→ Text segment
________________________

Following a hearing the trial court in an order entered January 14, 1986, granted the Hills’ motion to dismiss with prejudice Tharp’s amended counterclaim because, according to its finding

“it appears from the underlying contract that the purpose for requiring insurance was to pay off the contract and even though Tharp was not named as an additional insured, the contract was paid out of the insurance proceeds and for the reason that the contract provided Tharp could acquire insurance if Hill did not but she failed to do so.”

In its order the trial court granted further that part of Tharp’s motion seeking dismissal with prejudice of the Hills’ amended count II of their counterclaim because, according to its finding, the

“Hills were to provide insurance with Tharp as additional insured and they failed to do so, but had they done so, Hills (and Country Mutual Insurance) could not have sued an additional *500insured under a subrogation theory.”

The trial court denied that part of Tharp’s motion seeking sanctions against the Hills.

Thereafter Ruby Hester, the Reichs, and Mildred Tharp stipulated that by reason of settlement those counts of the complaint against Tharp should be dismissed with prejudice with the parties to bear their respective costs of suit, and the trial court entered an order on February 7, 1986, to that effect. Similarly, the plaintiffs and the Hills entered into a limited settlement agreement, and the trial court entered another order on February 7, 1986, dismissing the Hills from the proceeding with each party to bear his or her own costs. The court in that order also dismissed the count of the Hills’ counterclaim against Tharp for contribution, that is, count I, and ordered that its earlier order of January 14, 1986, dismissing the Hills’ amended count II of their counterclaim be a final order, finding no just reason to delay the enforcement or appeal thereof. The Hills, for the use and benefit of Country Mutual, appeal the order of February 7, 1986, making final the trial court’s order of January 14, 1986, in which it dismissed the amended count II of their counterclaim, and Tharp cross-appeals the trial court’s dismissal with prejudice of her amended counterclaim.

We address first the Hills’ appeal, presenting the issue “[wjhether the trial court erred in dismissing the count of the Counterclaim (Count II) against Mildred V. Tharp based on negligence for fire losses to personal property of Dennis Hill and Carolyn Hill.” The Hills contend that the articles of agreement for the sale of the building required them to acquire insurance on the building for loss resulting from fire and other hazards in the sum of $40,000 or to its insurable value, that Mildred Tharp received all money due her for the sale of the building, and that she, therefore, suffered no loss as a result of their inadvertent failure to add her to the policy as an additional insured on the coverage for the building. They argue that the trial court erroneously concluded that the failure to add Tharp to the Hills’ policy as an additional insured would bar their claim against her because, even if she had been added as an additional insured, such addition of her would have been only for coverage on the building, that being all the parties contracted to undertake. They urge that the articles of agreement were silent and offered Tharp no protection as to liability payments for any kind of personal property losses incurred by the Hills as a consequence of her negligence.

________________________

(Extracted records)
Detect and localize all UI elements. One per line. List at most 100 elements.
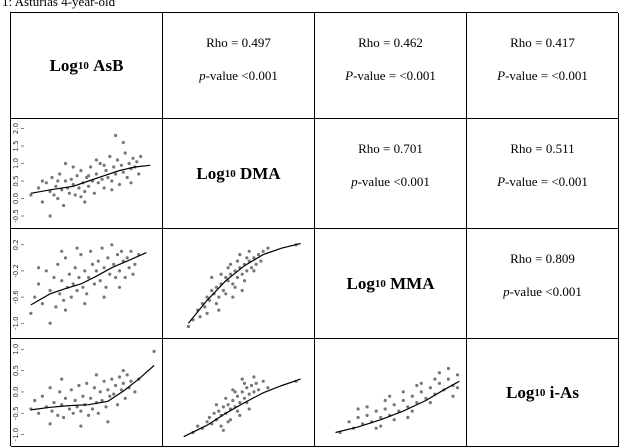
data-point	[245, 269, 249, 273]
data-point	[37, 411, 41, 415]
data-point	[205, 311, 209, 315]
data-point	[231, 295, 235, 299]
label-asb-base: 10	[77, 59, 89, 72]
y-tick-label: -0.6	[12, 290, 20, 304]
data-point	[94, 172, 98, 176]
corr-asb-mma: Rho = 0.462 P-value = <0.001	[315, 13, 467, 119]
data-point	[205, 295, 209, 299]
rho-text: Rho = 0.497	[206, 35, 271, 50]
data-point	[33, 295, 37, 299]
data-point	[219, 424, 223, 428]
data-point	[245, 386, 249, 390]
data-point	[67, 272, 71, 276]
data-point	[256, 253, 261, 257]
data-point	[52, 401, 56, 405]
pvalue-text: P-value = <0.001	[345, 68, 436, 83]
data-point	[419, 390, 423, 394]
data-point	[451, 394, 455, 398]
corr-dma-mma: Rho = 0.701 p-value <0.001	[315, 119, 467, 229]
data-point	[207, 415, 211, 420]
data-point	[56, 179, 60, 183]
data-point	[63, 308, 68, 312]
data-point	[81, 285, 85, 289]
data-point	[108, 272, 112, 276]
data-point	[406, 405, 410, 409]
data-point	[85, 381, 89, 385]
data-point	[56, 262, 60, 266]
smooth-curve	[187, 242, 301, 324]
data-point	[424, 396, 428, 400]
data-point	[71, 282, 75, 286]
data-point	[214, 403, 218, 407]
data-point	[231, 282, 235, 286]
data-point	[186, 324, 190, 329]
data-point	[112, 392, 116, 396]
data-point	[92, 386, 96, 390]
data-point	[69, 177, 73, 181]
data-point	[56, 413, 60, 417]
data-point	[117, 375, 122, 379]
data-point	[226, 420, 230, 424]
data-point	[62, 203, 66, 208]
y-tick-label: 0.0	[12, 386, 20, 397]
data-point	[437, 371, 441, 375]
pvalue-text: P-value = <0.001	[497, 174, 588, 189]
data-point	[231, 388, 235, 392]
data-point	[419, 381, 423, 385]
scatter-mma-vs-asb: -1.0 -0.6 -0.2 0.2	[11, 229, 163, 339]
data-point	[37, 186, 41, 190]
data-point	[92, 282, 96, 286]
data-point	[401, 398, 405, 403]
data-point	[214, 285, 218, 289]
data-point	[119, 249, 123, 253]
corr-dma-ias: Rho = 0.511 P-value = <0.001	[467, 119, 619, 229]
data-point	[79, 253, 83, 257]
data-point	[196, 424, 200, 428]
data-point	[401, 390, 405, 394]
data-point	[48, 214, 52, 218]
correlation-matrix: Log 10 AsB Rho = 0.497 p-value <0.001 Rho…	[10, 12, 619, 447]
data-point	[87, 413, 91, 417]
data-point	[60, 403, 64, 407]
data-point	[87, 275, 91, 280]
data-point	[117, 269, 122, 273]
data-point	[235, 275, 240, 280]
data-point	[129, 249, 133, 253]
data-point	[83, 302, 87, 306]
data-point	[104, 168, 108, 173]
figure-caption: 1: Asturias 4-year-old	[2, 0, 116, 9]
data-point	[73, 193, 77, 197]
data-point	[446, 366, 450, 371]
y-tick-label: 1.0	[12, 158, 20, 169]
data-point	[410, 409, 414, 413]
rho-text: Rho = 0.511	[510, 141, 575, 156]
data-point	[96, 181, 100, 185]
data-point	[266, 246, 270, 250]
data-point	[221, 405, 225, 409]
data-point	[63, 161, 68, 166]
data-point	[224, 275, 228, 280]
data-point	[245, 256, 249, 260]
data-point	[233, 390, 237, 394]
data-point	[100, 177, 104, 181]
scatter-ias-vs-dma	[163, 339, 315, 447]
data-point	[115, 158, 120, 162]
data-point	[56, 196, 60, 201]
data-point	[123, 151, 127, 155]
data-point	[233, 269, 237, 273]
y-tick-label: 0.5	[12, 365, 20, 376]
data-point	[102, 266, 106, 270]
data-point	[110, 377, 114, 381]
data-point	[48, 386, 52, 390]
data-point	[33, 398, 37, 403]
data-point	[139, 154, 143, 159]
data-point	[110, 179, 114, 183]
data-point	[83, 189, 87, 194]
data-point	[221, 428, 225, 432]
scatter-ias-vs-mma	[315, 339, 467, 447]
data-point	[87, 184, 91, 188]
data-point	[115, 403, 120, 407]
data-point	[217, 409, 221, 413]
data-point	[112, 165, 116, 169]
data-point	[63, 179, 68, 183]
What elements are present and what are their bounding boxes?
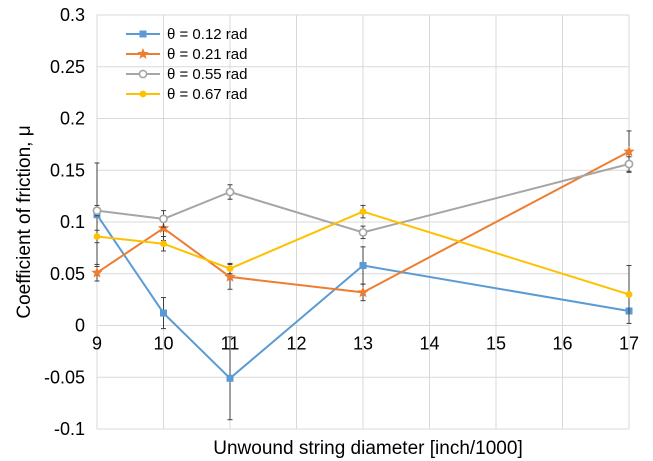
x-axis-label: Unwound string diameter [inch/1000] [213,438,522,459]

________________________

→ Exercise requirements
A – According to the court opinion excerpt, on what date did the trial court enter the order granting the Hills' motion to dismiss Tharp's amended counterclaim with prejudice?
B – Pull out every line of the listing that contains the string "scatter". Case counts.
The text and the listing have no connection to each other.

→ Responses to the exercise
A – January 14, 1986.

B –
scatter-mma-vs-asb: -1.0 -0.6 -0.2 0.2	[11, 229, 163, 339]
scatter-ias-vs-dma	[163, 339, 315, 447]
scatter-ias-vs-mma	[315, 339, 467, 447]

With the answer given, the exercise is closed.